Saved entries
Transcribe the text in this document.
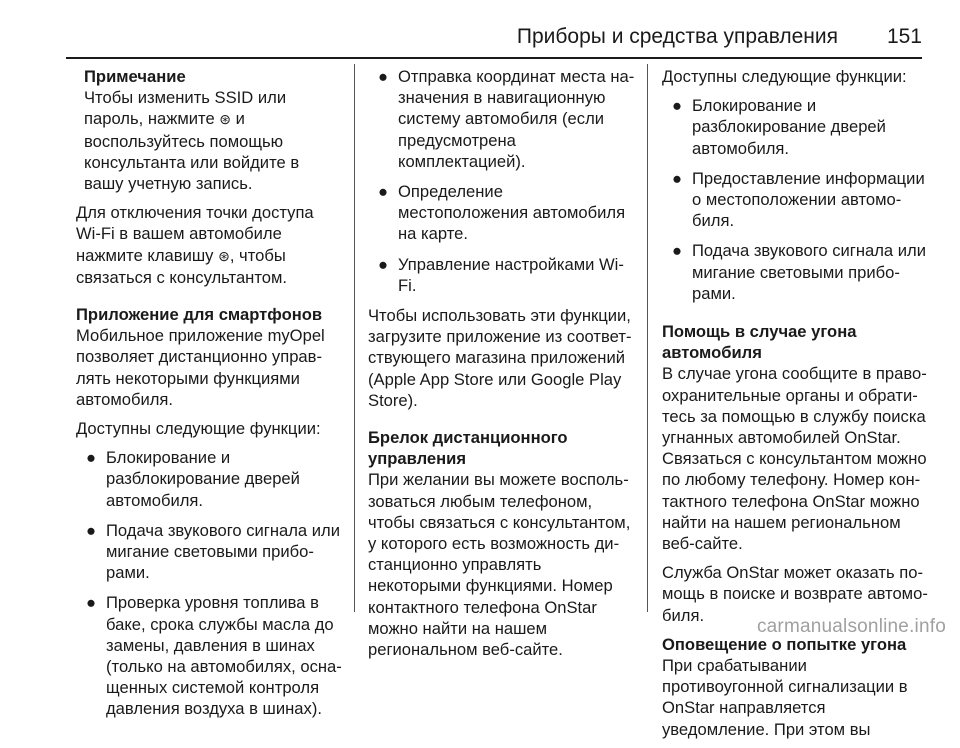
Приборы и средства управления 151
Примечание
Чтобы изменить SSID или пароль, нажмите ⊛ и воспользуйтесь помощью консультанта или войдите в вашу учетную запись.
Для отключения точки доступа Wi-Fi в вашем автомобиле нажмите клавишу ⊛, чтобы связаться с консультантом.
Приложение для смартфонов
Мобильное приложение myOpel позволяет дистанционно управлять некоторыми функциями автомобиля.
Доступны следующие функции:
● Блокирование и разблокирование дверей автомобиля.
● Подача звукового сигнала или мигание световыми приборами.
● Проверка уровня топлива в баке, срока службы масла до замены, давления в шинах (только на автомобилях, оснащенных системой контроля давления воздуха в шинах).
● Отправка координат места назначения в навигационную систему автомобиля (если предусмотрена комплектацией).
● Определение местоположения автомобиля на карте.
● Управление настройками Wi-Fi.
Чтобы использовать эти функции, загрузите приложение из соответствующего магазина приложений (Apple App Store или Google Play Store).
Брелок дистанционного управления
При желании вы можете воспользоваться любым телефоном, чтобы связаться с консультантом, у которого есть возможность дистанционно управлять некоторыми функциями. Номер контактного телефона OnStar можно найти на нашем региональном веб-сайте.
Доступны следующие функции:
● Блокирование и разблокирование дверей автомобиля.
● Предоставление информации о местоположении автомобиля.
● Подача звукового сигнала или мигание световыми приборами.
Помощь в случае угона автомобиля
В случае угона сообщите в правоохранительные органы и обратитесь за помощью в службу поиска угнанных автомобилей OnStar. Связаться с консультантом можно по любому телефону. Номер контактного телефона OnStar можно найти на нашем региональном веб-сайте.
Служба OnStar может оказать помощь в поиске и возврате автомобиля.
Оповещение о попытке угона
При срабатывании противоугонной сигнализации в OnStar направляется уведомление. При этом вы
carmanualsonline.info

[What is asked]:
Gather up the lines that contain the word "найти".

[Reply to the exercise]:
При желании вы можете воспользоваться любым телефоном, чтобы связаться с консультантом, у которого есть возможность дистанционно управлять некоторыми функциями. Номер контактного телефона OnStar можно найти на нашем региональном веб-сайте.
В случае угона сообщите в правоохранительные органы и обратитесь за помощью в службу поиска угнанных автомобилей OnStar. Связаться с консультантом можно по любому телефону. Номер контактного телефона OnStar можно найти на нашем региональном веб-сайте.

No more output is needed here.